What you have to do: Find all lines in the records that include the word "Kullanın", and copy them out.

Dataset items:

━━━━━━━━━━━━━━━━

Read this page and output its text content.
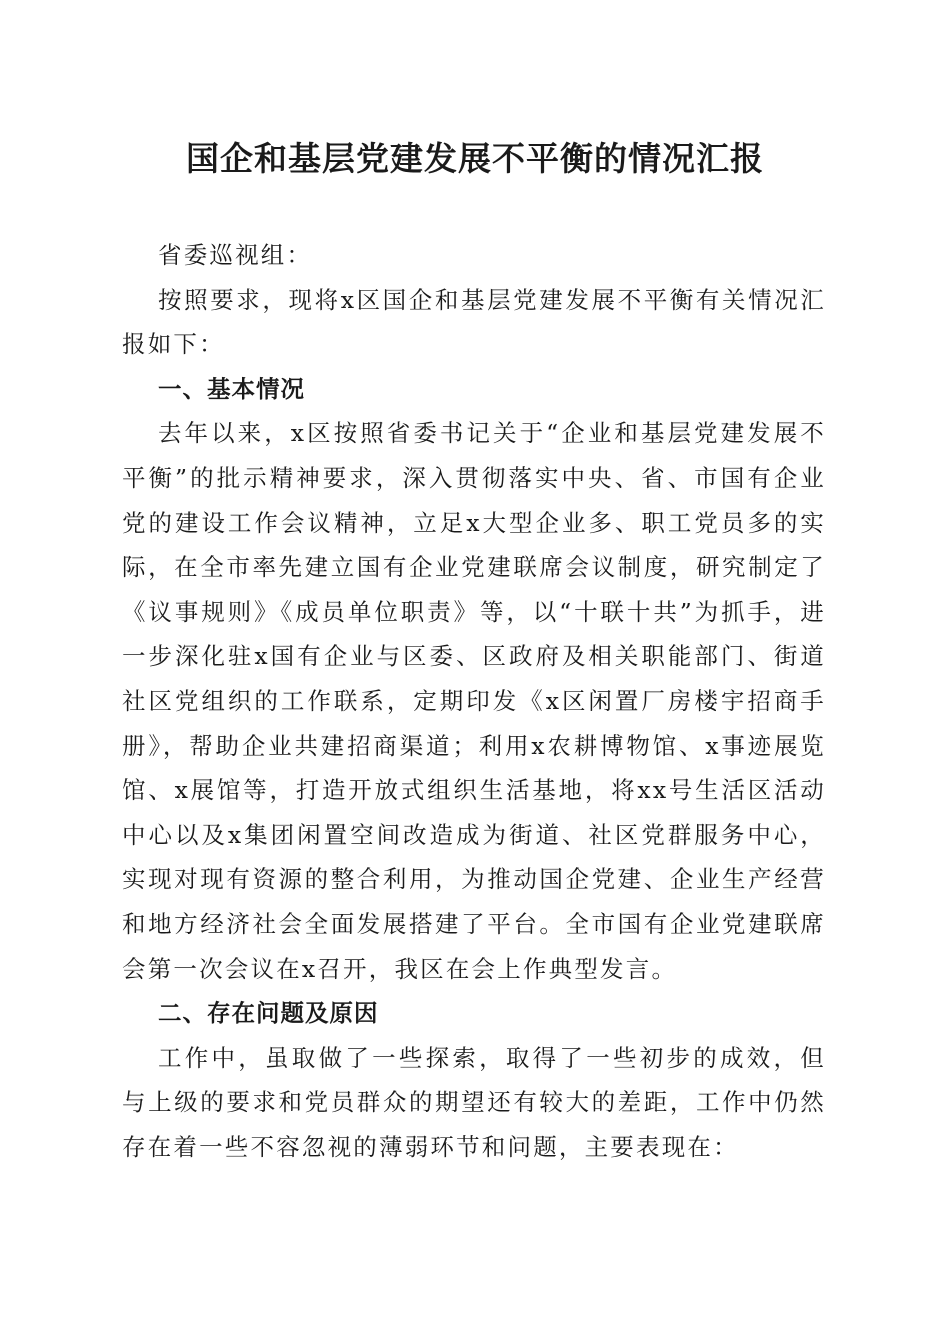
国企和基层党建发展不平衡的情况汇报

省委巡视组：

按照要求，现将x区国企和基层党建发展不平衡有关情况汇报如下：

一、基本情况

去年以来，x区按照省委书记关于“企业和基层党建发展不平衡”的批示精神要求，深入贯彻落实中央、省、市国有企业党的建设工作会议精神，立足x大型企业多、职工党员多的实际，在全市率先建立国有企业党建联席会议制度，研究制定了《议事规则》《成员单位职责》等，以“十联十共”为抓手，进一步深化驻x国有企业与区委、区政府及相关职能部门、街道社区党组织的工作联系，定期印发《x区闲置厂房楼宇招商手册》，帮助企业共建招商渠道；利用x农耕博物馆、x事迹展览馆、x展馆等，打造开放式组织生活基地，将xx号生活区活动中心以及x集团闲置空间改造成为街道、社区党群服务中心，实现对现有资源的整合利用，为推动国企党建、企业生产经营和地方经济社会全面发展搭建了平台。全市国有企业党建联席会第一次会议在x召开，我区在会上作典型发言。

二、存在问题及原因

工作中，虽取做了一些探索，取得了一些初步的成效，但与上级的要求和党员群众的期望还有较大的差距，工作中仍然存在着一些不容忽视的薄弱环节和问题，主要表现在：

━━━━━━━━━━━━━━━━

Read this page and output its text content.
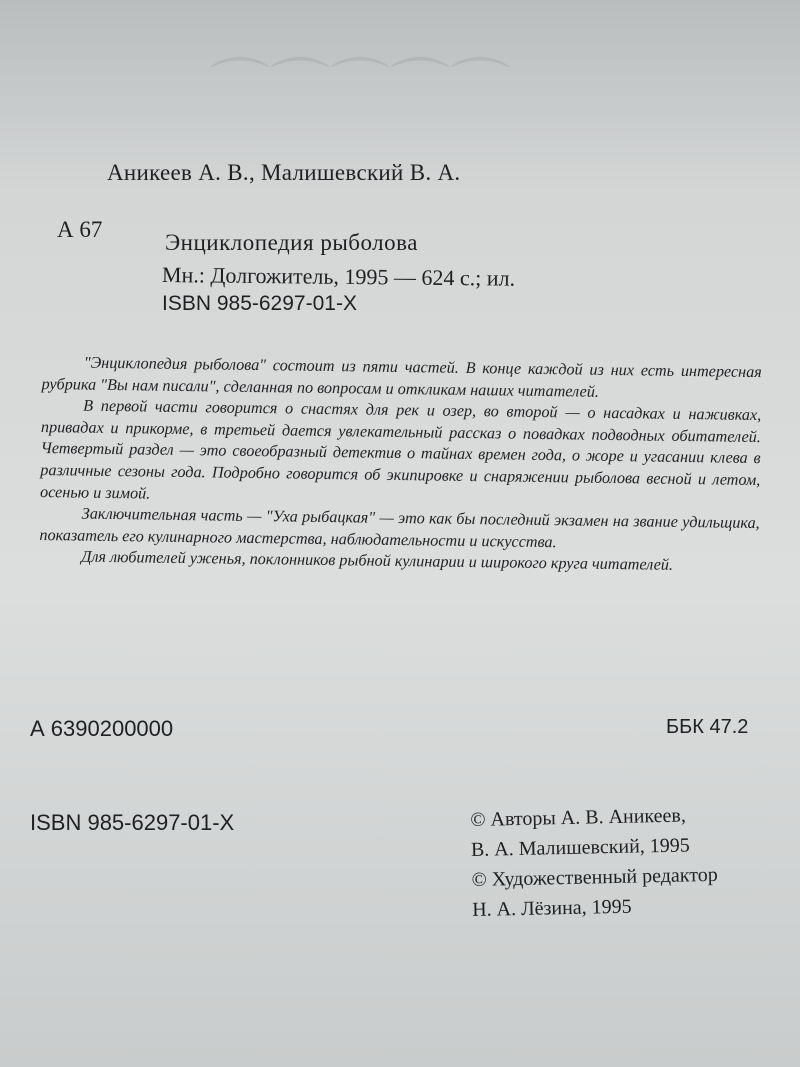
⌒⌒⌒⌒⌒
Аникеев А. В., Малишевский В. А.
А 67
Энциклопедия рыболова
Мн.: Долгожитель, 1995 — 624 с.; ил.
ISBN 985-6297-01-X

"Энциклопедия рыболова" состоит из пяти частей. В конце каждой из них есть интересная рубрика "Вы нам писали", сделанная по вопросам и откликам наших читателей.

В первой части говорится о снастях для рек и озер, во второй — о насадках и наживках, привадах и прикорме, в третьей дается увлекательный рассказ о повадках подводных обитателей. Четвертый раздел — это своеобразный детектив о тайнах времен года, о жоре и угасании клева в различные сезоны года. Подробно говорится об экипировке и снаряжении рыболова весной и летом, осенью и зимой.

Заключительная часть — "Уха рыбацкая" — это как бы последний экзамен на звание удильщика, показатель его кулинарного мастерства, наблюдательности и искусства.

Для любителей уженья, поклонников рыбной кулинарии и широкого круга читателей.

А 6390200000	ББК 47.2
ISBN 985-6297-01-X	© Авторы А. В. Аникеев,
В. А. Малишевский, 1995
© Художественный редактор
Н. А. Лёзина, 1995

━━━━━━━━━━━━━━━━

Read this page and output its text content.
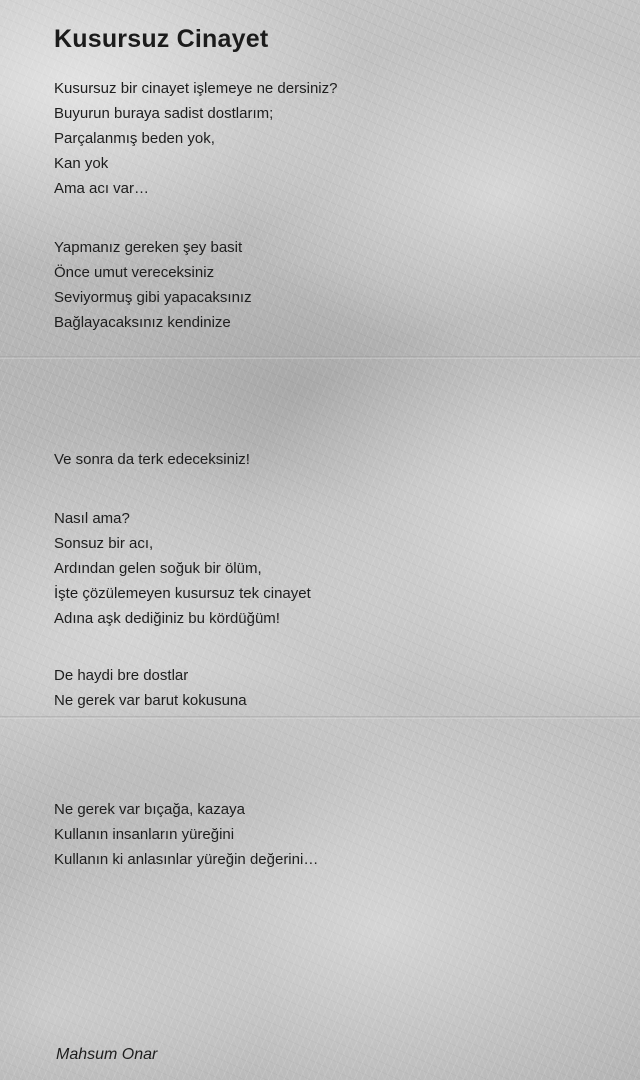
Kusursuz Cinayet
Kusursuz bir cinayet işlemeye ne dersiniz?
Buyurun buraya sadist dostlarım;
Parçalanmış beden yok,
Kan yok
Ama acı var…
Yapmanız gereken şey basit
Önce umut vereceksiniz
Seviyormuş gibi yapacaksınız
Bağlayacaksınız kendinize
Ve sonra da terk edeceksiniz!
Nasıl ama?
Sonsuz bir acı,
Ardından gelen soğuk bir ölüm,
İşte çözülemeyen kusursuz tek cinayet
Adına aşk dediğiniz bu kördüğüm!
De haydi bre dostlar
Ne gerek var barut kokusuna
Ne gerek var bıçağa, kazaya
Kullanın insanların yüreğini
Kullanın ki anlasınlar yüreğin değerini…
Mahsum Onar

━━━━━━━━━━━━━━━━

Completed exercise:
Kullanın insanların yüreğini
Kullanın ki anlasınlar yüreğin değerini…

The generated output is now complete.